┌─ RECORDS SUPPLIED

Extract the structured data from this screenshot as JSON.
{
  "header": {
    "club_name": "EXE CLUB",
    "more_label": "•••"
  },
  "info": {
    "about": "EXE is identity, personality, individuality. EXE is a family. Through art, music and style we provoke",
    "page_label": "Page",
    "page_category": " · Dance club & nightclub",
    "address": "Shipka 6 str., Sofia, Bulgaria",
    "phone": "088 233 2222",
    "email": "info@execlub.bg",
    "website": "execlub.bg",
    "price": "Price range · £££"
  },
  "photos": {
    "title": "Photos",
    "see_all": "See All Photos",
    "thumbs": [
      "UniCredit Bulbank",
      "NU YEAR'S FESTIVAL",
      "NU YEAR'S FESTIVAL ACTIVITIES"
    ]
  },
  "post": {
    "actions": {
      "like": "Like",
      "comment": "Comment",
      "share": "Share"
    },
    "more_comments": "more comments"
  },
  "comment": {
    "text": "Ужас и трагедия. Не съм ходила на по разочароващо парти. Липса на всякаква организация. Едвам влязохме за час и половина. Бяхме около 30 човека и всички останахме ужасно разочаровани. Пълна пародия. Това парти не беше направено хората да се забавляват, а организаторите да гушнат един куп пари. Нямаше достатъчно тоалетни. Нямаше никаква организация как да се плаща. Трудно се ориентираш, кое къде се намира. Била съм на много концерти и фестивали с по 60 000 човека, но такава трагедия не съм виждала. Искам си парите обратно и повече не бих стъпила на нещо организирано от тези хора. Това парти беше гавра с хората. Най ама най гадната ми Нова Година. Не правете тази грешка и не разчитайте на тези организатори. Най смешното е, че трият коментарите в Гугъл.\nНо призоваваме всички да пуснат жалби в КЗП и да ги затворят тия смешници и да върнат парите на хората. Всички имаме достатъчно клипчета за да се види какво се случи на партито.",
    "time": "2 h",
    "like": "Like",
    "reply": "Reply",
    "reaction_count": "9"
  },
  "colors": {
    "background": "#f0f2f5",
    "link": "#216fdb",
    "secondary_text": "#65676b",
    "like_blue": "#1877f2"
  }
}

└─

AIM OF THE TASK: Restate each of the entries above verbatim.

COMPLETE OUTPUT:
Extract the structured data from this screenshot as JSON.
{
  "header": {
    "club_name": "EXE CLUB",
    "more_label": "•••"
  },
  "info": {
    "about": "EXE is identity, personality, individuality. EXE is a family. Through art, music and style we provoke",
    "page_label": "Page",
    "page_category": " · Dance club & nightclub",
    "address": "Shipka 6 str., Sofia, Bulgaria",
    "phone": "088 233 2222",
    "email": "info@execlub.bg",
    "website": "execlub.bg",
    "price": "Price range · £££"
  },
  "photos": {
    "title": "Photos",
    "see_all": "See All Photos",
    "thumbs": [
      "UniCredit Bulbank",
      "NU YEAR'S FESTIVAL",
      "NU YEAR'S FESTIVAL ACTIVITIES"
    ]
  },
  "post": {
    "actions": {
      "like": "Like",
      "comment": "Comment",
      "share": "Share"
    },
    "more_comments": "more comments"
  },
  "comment": {
    "text": "Ужас и трагедия. Не съм ходила на по разочароващо парти. Липса на всякаква организация. Едвам влязохме за час и половина. Бяхме около 30 човека и всички останахме ужасно разочаровани. Пълна пародия. Това парти не беше направено хората да се забавляват, а организаторите да гушнат един куп пари. Нямаше достатъчно тоалетни. Нямаше никаква организация как да се плаща. Трудно се ориентираш, кое къде се намира. Била съм на много концерти и фестивали с по 60 000 човека, но такава трагедия не съм виждала. Искам си парите обратно и повече не бих стъпила на нещо организирано от тези хора. Това парти беше гавра с хората. Най ама най гадната ми Нова Година. Не правете тази грешка и не разчитайте на тези организатори. Най смешното е, че трият коментарите в Гугъл.\nНо призоваваме всички да пуснат жалби в КЗП и да ги затворят тия смешници и да върнат парите на хората. Всички имаме достатъчно клипчета за да се види какво се случи на партито.",
    "time": "2 h",
    "like": "Like",
    "reply": "Reply",
    "reaction_count": "9"
  },
  "colors": {
    "background": "#f0f2f5",
    "link": "#216fdb",
    "secondary_text": "#65676b",
    "like_blue": "#1877f2"
  }
}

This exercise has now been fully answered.